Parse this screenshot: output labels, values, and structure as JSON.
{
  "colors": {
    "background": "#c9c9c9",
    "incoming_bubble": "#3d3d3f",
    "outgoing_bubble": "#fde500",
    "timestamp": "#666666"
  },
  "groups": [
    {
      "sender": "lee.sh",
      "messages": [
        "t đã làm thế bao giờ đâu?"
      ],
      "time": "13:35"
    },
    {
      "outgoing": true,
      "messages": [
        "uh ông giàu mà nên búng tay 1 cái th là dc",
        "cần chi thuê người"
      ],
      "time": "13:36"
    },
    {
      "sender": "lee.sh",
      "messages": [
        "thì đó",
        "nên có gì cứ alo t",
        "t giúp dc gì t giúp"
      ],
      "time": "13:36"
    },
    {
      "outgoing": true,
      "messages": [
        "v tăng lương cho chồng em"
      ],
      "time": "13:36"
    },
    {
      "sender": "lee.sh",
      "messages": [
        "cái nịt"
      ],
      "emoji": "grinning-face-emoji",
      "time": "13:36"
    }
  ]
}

■ Exercise instructions
Copy all the records above exactly, missing none.

■ Result
Parse this screenshot: output labels, values, and structure as JSON.
{
  "colors": {
    "background": "#c9c9c9",
    "incoming_bubble": "#3d3d3f",
    "outgoing_bubble": "#fde500",
    "timestamp": "#666666"
  },
  "groups": [
    {
      "sender": "lee.sh",
      "messages": [
        "t đã làm thế bao giờ đâu?"
      ],
      "time": "13:35"
    },
    {
      "outgoing": true,
      "messages": [
        "uh ông giàu mà nên búng tay 1 cái th là dc",
        "cần chi thuê người"
      ],
      "time": "13:36"
    },
    {
      "sender": "lee.sh",
      "messages": [
        "thì đó",
        "nên có gì cứ alo t",
        "t giúp dc gì t giúp"
      ],
      "time": "13:36"
    },
    {
      "outgoing": true,
      "messages": [
        "v tăng lương cho chồng em"
      ],
      "time": "13:36"
    },
    {
      "sender": "lee.sh",
      "messages": [
        "cái nịt"
      ],
      "emoji": "grinning-face-emoji",
      "time": "13:36"
    }
  ]
}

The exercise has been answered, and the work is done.